#### Exercise objective
Write out only the lines from the line that holds "Convert this document image to plain text." to the end of the listing below, inclusive, with the pictures omitted.

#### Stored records
________________
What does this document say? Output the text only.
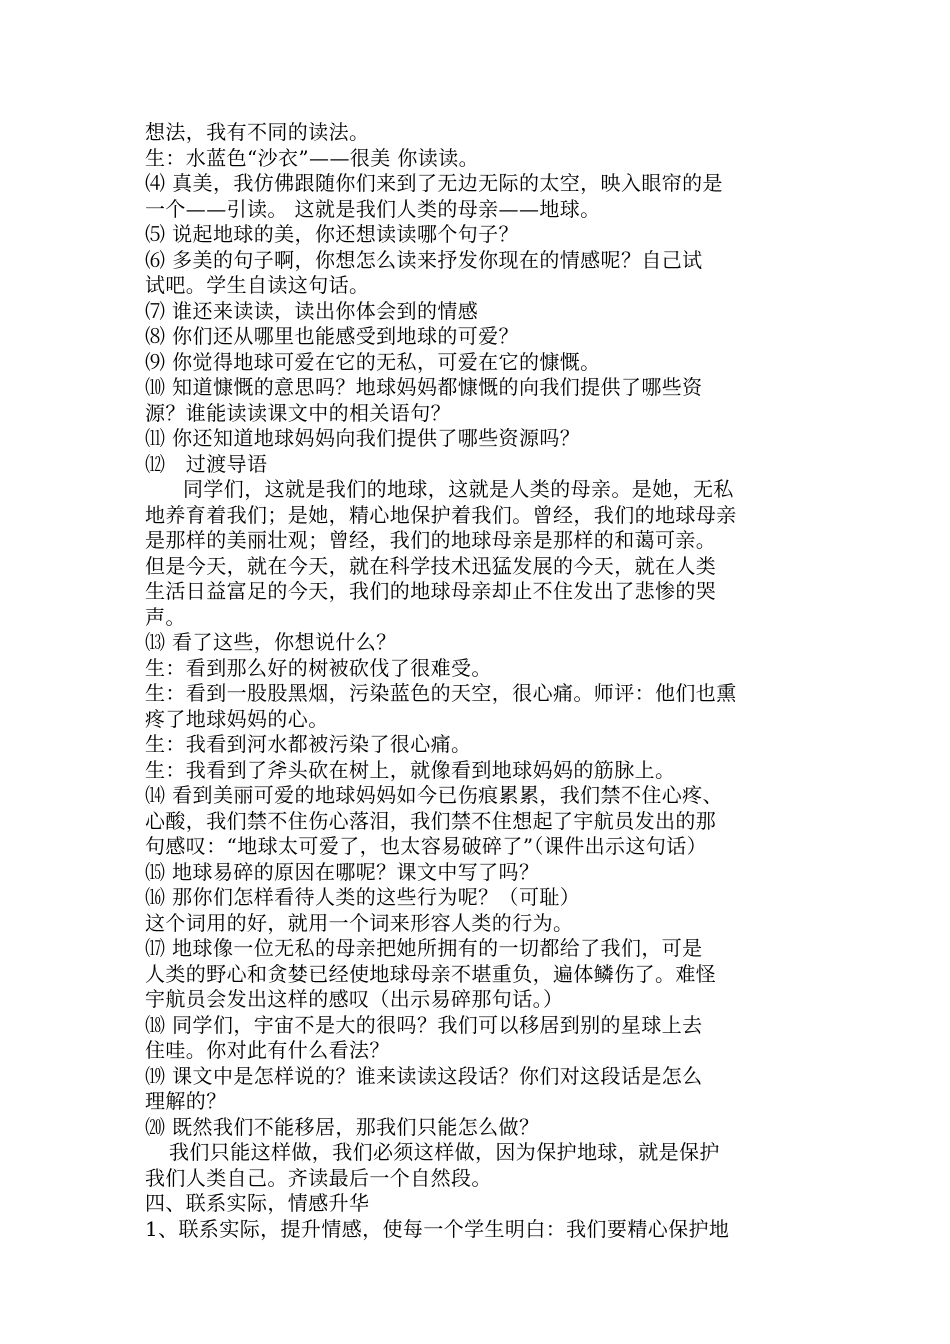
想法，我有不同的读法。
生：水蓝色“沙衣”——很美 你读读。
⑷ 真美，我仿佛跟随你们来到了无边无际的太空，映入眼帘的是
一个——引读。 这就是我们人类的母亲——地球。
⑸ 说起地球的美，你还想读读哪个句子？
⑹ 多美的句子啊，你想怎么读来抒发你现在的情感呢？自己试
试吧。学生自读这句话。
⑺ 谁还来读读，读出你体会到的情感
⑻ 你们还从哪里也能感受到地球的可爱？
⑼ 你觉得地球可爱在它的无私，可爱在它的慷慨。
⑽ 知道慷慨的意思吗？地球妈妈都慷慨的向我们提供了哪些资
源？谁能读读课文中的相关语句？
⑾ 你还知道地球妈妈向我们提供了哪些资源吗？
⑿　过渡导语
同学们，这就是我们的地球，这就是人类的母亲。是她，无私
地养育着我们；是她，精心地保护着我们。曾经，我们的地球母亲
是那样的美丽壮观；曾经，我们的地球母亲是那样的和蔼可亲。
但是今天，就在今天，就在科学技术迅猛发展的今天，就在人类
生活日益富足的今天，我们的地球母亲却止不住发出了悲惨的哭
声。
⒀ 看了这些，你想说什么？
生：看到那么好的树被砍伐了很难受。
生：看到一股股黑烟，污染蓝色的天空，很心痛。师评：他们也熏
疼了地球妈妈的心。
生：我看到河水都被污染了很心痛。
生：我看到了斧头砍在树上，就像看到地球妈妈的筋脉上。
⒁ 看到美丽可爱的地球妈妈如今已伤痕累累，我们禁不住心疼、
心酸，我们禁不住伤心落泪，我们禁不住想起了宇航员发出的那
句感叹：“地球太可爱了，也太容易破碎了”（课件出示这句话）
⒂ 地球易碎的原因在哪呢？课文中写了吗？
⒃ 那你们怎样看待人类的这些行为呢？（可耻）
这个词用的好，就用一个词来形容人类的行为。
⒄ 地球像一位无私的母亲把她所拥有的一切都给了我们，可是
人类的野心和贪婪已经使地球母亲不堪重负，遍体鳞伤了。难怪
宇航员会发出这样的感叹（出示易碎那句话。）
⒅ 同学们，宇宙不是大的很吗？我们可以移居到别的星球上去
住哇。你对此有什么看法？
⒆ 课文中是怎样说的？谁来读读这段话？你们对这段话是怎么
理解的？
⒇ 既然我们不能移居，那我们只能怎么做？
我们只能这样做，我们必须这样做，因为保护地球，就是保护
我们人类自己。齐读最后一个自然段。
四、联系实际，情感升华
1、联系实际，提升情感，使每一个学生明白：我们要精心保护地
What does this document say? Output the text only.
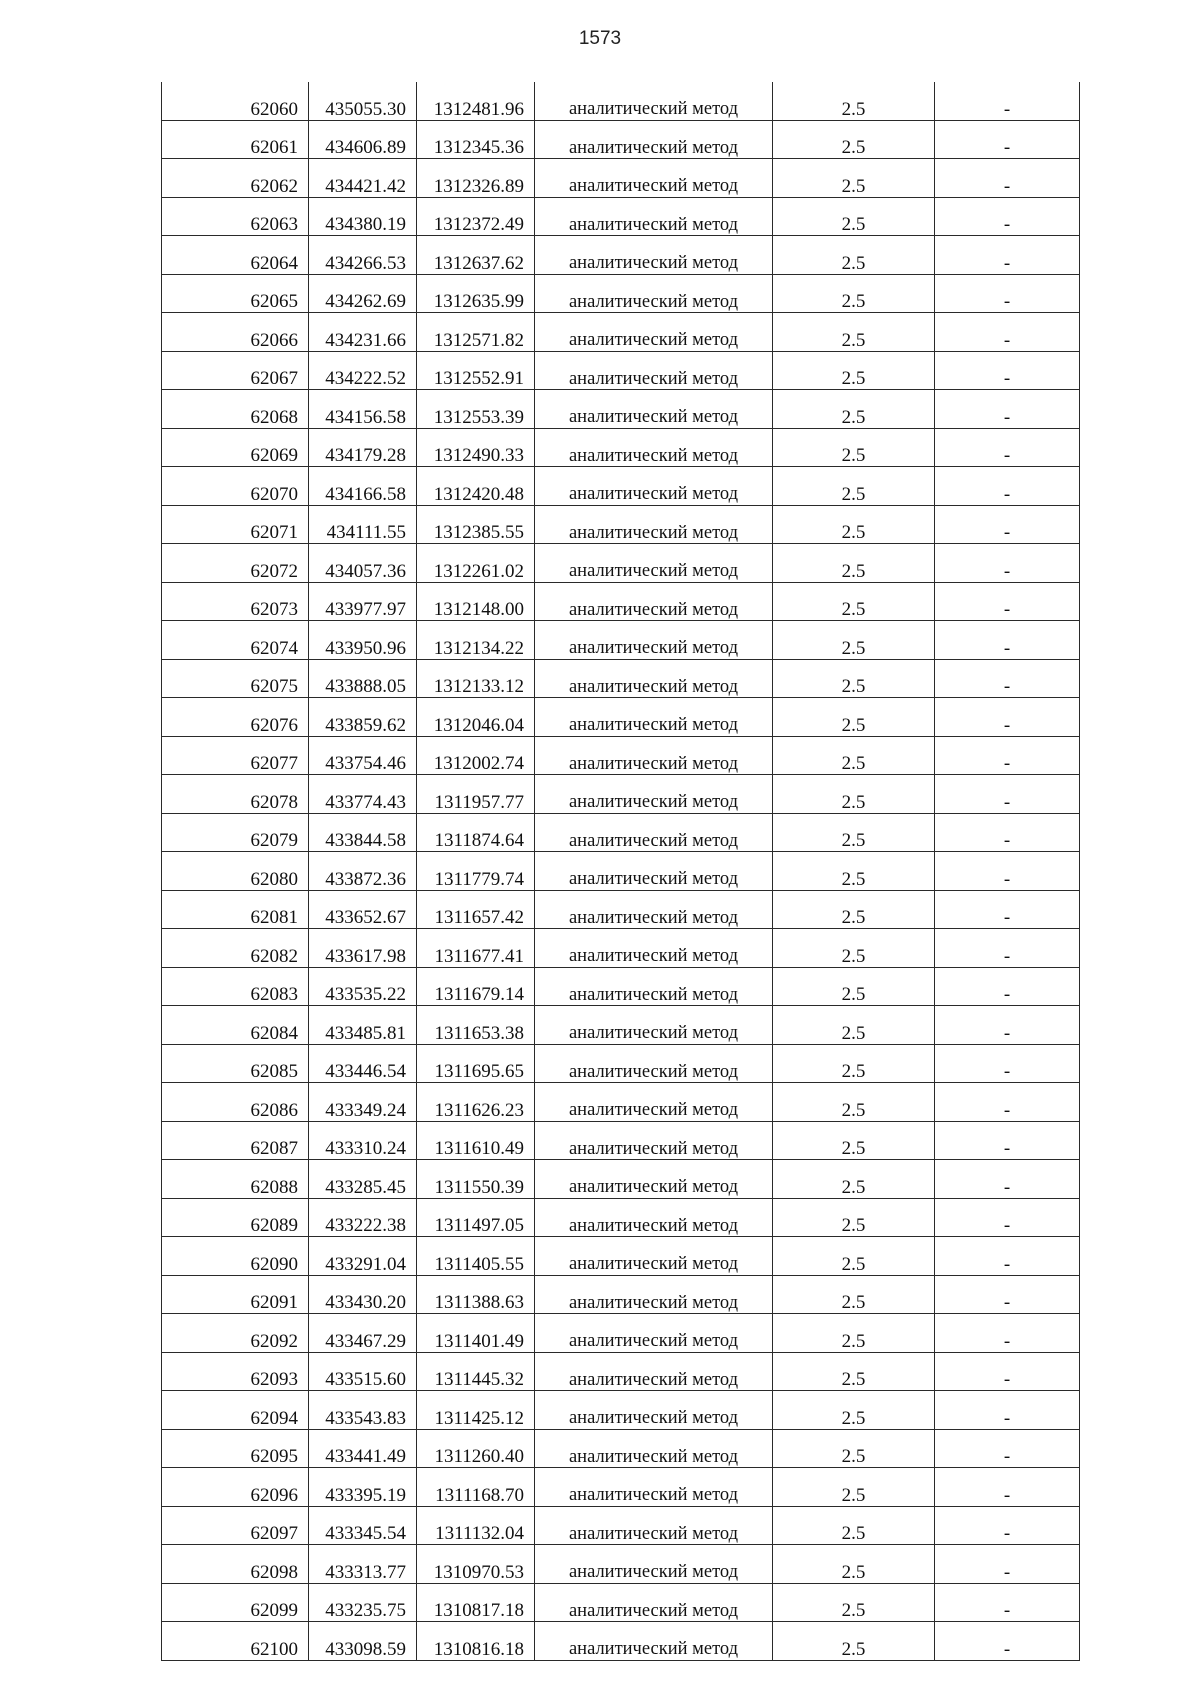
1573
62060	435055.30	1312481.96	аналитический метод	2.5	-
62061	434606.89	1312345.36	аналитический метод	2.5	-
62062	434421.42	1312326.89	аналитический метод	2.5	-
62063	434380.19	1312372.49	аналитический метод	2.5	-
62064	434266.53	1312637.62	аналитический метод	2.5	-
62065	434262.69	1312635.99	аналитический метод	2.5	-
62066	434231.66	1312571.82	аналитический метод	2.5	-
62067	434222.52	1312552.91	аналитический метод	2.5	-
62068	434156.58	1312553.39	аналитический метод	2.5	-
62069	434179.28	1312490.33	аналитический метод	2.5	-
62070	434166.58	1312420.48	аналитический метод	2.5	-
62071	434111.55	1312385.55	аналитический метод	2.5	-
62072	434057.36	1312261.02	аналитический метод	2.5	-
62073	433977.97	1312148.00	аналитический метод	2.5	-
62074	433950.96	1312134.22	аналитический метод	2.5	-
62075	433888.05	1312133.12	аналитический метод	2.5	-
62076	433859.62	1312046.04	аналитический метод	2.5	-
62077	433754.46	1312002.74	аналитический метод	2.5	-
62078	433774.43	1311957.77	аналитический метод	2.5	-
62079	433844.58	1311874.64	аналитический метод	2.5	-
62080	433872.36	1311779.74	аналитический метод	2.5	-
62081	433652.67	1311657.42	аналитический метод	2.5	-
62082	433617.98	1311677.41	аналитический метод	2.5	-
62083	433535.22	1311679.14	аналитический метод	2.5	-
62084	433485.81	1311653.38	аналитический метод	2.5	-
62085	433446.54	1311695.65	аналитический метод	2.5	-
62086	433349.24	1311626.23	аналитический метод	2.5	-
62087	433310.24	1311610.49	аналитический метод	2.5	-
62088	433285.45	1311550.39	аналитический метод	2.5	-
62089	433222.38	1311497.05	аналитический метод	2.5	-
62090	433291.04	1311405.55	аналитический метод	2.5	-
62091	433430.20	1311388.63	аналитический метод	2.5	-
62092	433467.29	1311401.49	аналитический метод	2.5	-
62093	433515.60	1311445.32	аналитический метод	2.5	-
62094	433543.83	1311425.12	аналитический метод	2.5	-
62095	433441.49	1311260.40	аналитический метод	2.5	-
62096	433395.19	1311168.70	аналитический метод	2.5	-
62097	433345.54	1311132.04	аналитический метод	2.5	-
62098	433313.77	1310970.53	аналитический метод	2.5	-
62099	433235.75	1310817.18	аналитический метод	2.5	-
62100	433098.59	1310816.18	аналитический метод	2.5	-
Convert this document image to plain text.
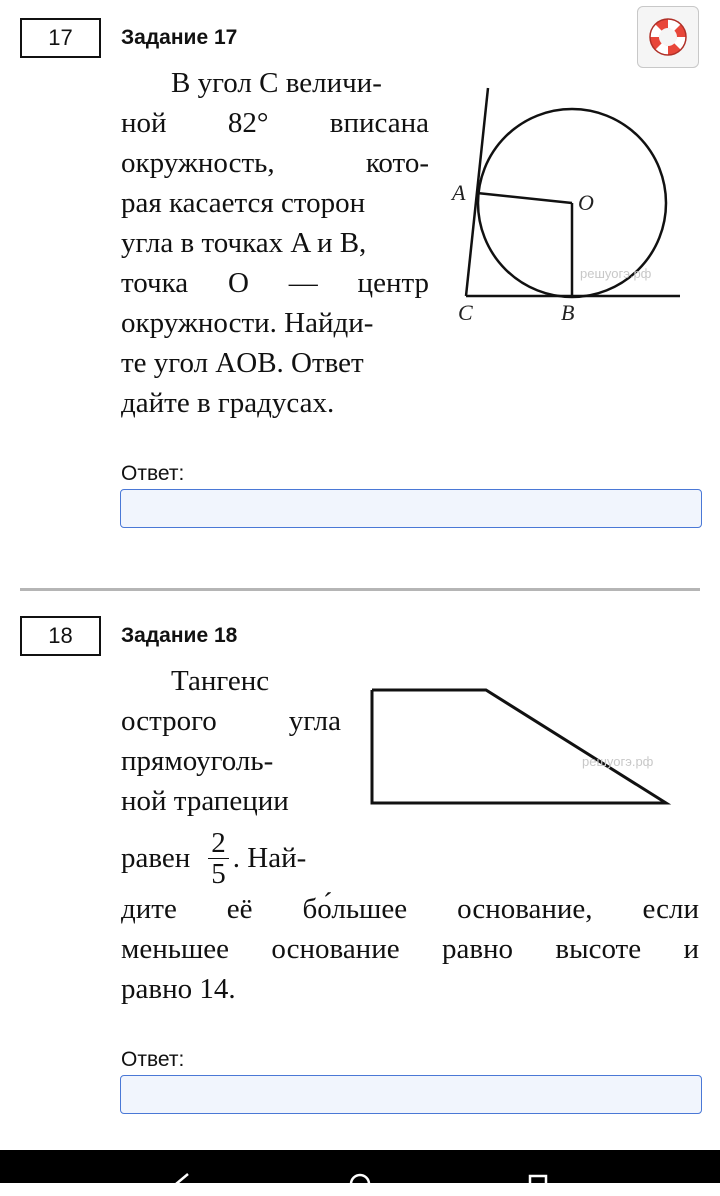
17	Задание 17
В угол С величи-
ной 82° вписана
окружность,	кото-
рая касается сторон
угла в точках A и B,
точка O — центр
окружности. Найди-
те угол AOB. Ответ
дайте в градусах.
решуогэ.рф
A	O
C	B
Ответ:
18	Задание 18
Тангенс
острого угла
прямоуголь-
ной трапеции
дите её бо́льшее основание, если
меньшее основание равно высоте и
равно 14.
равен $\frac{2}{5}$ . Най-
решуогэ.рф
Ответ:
________________
#### Exercise answer
Convert this document image to plain text.
17	Задание 17
В угол С величи-
ной 82° вписана
окружность,	кото-
рая касается сторон
угла в точках A и B,
точка O — центр
окружности. Найди-
те угол AOB. Ответ
дайте в градусах.
решуогэ.рф
A	O
C	B
Ответ:
18	Задание 18
Тангенс
острого угла
прямоуголь-
ной трапеции
дите её бо́льшее основание, если
меньшее основание равно высоте и
равно 14.
равен $\frac{2}{5}$ . Най-
решуогэ.рф
Ответ:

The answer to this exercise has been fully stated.